= Task to complete =
From the entries, copy each line that includes "Zwönitz".

= Exercise input =
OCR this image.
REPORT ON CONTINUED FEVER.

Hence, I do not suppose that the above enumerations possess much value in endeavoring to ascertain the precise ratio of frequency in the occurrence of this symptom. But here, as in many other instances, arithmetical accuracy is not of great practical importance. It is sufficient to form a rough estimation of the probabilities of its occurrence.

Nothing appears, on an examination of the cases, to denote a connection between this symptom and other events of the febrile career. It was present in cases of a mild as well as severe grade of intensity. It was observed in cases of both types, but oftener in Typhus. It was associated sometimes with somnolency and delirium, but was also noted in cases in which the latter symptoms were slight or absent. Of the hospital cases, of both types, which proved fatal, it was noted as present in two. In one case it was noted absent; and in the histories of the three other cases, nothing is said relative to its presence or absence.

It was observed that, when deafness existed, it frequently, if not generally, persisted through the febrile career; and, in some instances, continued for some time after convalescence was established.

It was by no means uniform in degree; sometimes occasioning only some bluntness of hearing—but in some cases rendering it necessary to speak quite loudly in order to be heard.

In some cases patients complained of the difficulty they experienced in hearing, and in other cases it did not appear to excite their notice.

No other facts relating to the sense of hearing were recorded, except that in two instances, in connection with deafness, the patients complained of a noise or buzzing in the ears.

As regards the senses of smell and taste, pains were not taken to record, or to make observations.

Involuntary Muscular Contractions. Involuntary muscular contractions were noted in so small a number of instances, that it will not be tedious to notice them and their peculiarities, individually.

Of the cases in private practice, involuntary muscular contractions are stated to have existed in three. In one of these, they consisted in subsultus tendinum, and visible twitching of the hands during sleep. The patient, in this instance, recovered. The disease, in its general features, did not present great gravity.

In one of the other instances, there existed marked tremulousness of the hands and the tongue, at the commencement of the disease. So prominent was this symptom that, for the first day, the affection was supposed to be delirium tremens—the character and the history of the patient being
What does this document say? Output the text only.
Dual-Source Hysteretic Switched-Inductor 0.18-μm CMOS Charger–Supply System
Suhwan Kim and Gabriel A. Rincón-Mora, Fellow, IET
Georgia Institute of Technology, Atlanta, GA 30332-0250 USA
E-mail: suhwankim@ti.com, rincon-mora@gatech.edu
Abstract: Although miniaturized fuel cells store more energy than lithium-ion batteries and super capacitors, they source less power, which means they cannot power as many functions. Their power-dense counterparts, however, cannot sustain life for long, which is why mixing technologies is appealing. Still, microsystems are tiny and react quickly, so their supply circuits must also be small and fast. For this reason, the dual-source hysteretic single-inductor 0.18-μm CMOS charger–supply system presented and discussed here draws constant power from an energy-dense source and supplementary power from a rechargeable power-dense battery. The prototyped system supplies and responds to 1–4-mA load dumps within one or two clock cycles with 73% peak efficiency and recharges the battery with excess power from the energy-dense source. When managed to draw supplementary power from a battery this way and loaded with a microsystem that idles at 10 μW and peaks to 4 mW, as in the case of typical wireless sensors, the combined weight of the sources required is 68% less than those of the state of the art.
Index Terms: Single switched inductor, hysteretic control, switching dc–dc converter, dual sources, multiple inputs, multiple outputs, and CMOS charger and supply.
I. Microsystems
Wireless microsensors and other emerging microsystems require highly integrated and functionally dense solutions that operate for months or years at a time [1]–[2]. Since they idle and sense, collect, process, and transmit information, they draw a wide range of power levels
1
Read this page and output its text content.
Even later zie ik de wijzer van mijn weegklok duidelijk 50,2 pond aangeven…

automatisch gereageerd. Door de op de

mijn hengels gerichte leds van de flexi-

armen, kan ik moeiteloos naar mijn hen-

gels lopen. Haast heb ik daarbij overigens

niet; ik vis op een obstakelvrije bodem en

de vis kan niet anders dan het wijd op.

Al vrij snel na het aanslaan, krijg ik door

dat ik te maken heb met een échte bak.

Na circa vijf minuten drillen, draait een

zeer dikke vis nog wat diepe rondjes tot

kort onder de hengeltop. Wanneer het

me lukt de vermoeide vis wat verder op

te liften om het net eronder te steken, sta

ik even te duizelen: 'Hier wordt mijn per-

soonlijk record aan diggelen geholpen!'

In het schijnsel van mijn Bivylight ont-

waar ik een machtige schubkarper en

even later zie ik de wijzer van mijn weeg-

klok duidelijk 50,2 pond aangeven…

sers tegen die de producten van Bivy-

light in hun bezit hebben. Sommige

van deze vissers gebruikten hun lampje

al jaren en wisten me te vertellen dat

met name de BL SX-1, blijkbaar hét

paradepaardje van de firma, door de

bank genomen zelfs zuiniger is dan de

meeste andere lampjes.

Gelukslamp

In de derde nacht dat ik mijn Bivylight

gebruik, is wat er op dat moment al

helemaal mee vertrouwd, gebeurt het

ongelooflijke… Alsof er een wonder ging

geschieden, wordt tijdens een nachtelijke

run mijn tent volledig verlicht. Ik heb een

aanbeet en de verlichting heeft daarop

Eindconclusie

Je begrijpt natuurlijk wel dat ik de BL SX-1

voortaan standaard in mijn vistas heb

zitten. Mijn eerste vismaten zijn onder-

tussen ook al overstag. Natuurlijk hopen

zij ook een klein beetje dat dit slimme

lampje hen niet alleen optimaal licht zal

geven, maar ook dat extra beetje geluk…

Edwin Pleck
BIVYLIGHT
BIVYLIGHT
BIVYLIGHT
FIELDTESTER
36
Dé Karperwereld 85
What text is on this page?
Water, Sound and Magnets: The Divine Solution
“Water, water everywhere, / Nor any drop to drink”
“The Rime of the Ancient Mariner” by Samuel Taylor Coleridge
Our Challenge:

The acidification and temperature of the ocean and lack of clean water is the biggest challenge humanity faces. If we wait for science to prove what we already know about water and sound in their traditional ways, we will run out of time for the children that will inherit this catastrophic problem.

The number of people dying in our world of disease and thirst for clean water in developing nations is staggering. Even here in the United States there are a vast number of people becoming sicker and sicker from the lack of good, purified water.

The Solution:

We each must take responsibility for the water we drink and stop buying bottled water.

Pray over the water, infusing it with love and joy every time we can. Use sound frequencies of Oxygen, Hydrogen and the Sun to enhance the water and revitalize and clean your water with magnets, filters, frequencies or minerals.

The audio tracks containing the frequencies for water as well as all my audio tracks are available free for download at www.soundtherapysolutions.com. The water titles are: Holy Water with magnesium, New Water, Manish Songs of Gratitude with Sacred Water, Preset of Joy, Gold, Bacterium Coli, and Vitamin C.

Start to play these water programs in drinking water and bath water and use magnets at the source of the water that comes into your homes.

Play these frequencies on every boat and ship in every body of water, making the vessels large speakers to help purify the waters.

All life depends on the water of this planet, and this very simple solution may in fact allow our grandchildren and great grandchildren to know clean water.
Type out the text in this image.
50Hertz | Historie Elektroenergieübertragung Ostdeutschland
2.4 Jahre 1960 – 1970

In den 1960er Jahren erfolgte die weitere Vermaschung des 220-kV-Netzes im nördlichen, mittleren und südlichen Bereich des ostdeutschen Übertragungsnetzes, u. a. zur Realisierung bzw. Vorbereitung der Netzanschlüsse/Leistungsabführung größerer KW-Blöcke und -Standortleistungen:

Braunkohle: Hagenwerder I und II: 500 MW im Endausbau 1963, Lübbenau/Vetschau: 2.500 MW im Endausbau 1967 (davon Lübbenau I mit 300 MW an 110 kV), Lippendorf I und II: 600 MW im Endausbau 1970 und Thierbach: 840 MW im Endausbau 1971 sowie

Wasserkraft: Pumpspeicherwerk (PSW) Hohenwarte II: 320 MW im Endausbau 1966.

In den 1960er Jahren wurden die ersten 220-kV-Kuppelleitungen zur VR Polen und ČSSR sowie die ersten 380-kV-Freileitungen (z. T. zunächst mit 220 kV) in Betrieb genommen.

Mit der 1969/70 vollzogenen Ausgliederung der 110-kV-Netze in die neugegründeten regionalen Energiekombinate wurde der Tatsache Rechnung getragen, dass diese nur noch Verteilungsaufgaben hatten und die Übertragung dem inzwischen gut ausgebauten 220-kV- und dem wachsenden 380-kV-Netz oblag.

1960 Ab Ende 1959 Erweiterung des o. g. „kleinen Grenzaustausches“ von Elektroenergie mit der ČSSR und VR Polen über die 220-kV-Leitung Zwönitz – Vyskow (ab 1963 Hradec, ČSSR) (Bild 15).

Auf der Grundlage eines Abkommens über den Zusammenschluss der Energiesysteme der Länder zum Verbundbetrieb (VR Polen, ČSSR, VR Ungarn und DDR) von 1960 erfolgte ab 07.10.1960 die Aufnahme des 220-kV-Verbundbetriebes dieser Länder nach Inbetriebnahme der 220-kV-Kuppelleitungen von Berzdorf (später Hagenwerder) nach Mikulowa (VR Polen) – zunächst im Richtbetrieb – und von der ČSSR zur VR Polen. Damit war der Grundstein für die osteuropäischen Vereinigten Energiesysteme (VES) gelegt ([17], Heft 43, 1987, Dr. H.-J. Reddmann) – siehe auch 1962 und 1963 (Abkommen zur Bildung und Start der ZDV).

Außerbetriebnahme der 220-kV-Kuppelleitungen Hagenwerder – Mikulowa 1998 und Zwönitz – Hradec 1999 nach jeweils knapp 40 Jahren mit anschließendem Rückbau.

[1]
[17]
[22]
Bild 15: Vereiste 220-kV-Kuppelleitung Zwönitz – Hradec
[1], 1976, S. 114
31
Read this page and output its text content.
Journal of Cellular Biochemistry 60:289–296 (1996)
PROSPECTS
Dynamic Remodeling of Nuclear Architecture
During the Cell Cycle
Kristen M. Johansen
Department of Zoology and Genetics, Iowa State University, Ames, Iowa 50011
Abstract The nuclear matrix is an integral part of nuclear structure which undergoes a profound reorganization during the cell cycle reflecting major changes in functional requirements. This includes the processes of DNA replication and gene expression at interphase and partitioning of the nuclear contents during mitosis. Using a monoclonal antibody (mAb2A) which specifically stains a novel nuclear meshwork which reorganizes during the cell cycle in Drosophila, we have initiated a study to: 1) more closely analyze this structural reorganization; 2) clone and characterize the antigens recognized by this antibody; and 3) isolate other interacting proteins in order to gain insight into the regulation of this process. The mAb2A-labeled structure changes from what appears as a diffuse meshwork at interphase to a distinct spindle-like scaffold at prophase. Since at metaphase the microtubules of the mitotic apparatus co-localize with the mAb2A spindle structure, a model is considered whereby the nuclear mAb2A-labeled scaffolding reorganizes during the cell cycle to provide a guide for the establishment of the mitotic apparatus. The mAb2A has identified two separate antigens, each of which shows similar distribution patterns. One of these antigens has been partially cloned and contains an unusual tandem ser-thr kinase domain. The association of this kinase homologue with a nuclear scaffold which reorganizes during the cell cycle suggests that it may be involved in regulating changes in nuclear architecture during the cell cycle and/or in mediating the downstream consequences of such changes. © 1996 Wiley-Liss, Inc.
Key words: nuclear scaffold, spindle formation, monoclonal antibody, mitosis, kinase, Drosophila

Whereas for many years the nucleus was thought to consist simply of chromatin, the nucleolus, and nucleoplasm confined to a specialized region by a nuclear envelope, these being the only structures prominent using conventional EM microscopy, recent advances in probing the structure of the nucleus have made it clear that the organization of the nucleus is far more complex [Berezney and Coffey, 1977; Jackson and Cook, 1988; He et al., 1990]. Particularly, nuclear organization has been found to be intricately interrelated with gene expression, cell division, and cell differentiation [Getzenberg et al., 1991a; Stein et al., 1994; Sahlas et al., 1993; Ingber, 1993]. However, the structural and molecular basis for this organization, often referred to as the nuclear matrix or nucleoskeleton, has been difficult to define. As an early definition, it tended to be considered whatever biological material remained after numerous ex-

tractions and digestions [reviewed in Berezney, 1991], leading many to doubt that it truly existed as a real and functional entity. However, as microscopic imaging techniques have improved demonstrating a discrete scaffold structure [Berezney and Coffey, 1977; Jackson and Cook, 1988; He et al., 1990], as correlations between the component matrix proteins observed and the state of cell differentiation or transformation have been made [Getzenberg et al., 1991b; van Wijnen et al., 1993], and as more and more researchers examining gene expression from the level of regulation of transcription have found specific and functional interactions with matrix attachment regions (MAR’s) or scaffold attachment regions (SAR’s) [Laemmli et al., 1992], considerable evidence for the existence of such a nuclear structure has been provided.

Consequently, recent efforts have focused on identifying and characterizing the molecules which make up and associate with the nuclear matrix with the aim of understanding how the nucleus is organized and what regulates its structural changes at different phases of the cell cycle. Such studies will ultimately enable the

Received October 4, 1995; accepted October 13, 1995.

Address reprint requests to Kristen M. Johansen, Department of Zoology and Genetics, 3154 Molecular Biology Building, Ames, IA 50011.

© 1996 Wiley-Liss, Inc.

= Task answer =
1960 Ab Ende 1959 Erweiterung des o. g. „kleinen Grenzaustausches“ von Elektroenergie mit der ČSSR und VR Polen über die 220-kV-Leitung Zwönitz – Vyskow (ab 1963 Hradec, ČSSR) (Bild 15).
Außerbetriebnahme der 220-kV-Kuppelleitungen Hagenwerder – Mikulowa 1998 und Zwönitz – Hradec 1999 nach jeweils knapp 40 Jahren mit anschließendem Rückbau.
Bild 15: Vereiste 220-kV-Kuppelleitung Zwönitz – Hradec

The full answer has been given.